> Working data
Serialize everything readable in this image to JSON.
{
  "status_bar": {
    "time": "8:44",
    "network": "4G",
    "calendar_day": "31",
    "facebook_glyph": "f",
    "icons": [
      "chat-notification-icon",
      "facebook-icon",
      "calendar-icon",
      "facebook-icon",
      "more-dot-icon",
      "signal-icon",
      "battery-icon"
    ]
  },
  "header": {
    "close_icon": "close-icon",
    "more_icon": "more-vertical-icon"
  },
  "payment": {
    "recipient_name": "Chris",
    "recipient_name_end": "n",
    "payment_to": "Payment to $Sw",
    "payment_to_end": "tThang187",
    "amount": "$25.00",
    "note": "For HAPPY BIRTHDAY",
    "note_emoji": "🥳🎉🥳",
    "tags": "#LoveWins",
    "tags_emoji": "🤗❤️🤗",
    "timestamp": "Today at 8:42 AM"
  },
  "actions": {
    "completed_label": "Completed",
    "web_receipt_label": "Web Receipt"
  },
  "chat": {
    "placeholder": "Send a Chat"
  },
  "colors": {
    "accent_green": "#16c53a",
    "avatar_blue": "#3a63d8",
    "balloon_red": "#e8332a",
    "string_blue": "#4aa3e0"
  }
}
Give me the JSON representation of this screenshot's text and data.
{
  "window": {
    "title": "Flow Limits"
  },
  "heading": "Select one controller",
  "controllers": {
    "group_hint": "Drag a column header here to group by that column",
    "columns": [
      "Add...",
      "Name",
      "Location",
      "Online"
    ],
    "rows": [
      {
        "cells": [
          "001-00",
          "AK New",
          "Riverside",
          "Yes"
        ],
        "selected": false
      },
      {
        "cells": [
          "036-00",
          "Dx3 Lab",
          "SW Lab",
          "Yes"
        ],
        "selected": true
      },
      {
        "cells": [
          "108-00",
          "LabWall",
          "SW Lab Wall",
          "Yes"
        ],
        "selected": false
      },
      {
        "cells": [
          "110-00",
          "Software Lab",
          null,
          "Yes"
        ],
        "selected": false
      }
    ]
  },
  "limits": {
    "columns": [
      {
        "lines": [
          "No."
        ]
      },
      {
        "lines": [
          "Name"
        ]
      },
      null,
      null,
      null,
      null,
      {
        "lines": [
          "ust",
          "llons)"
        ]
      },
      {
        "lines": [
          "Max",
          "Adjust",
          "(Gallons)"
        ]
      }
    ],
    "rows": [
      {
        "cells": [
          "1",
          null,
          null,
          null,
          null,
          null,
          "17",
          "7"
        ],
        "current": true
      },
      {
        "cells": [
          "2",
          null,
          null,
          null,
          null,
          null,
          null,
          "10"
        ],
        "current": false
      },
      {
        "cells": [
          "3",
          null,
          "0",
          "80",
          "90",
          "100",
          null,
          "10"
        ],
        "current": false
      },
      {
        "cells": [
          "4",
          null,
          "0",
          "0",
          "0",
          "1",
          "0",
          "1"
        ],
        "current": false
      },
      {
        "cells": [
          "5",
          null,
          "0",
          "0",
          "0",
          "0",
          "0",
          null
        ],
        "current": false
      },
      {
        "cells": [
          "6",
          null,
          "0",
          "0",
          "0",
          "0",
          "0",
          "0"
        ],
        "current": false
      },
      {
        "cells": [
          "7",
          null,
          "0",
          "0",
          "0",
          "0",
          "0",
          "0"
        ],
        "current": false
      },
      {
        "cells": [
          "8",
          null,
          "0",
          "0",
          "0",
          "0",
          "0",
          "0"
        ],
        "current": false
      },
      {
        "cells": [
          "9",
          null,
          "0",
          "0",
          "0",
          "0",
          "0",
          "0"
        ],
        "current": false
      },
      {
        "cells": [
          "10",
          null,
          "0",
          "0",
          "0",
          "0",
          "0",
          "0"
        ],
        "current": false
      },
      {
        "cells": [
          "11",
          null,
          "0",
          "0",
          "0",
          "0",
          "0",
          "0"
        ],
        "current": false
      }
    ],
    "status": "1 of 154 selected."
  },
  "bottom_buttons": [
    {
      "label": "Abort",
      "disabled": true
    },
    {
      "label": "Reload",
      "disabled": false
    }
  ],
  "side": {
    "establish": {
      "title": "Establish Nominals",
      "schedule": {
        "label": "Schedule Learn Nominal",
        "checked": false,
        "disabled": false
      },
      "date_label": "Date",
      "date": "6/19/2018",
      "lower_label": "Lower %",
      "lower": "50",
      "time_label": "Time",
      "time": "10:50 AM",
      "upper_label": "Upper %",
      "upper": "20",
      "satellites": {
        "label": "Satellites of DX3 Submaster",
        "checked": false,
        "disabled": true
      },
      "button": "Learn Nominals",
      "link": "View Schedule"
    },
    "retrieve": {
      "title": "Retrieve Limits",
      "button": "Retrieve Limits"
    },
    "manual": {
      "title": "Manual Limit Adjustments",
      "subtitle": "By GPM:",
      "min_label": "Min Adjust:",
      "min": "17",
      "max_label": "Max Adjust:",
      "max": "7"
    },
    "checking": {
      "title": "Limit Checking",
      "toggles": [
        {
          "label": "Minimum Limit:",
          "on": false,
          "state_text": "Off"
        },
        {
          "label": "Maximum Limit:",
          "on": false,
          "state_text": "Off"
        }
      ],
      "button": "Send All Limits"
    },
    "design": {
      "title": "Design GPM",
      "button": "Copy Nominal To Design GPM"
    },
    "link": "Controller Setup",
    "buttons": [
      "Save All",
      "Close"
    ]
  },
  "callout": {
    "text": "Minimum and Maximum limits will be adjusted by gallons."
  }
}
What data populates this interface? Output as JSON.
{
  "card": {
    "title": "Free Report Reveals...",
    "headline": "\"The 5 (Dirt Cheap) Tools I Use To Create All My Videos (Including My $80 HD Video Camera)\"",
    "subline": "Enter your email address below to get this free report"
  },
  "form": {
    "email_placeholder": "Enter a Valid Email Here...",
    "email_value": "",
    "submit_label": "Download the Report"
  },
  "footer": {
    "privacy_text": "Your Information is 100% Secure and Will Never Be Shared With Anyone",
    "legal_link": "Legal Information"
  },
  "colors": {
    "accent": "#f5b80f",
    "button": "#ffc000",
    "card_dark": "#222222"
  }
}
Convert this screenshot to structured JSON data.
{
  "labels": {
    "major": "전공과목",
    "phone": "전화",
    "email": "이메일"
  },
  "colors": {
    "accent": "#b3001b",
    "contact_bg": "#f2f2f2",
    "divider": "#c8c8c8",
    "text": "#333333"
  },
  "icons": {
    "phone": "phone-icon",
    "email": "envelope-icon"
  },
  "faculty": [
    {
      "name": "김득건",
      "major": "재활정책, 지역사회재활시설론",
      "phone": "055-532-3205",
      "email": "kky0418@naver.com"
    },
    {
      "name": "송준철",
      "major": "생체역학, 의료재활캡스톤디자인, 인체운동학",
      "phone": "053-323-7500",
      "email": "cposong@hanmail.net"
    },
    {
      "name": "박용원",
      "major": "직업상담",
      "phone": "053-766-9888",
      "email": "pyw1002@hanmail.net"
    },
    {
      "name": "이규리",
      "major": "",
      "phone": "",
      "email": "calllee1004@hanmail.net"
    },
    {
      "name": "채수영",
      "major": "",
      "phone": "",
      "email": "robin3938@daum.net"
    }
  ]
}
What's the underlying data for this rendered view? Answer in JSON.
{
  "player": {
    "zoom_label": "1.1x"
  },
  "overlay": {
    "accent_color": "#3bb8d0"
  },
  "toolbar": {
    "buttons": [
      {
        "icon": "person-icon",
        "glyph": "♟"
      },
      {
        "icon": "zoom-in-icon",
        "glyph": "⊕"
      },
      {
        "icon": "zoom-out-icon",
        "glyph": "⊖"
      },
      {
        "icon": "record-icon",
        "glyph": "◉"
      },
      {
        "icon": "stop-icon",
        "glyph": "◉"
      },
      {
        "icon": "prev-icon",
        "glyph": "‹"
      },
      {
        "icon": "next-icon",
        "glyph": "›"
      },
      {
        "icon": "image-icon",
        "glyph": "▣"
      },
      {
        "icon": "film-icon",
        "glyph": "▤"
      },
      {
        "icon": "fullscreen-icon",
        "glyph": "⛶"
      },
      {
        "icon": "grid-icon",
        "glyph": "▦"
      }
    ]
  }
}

> Exercise prompt
Reproduce only the lines from the line containing "What's the underlying" to the last line of the material above, both of those lines included.

> The completed task
What's the underlying data for this rendered view? Answer in JSON.
{
  "player": {
    "zoom_label": "1.1x"
  },
  "overlay": {
    "accent_color": "#3bb8d0"
  },
  "toolbar": {
    "buttons": [
      {
        "icon": "person-icon",
        "glyph": "♟"
      },
      {
        "icon": "zoom-in-icon",
        "glyph": "⊕"
      },
      {
        "icon": "zoom-out-icon",
        "glyph": "⊖"
      },
      {
        "icon": "record-icon",
        "glyph": "◉"
      },
      {
        "icon": "stop-icon",
        "glyph": "◉"
      },
      {
        "icon": "prev-icon",
        "glyph": "‹"
      },
      {
        "icon": "next-icon",
        "glyph": "›"
      },
      {
        "icon": "image-icon",
        "glyph": "▣"
      },
      {
        "icon": "film-icon",
        "glyph": "▤"
      },
      {
        "icon": "fullscreen-icon",
        "glyph": "⛶"
      },
      {
        "icon": "grid-icon",
        "glyph": "▦"
      }
    ]
  }
}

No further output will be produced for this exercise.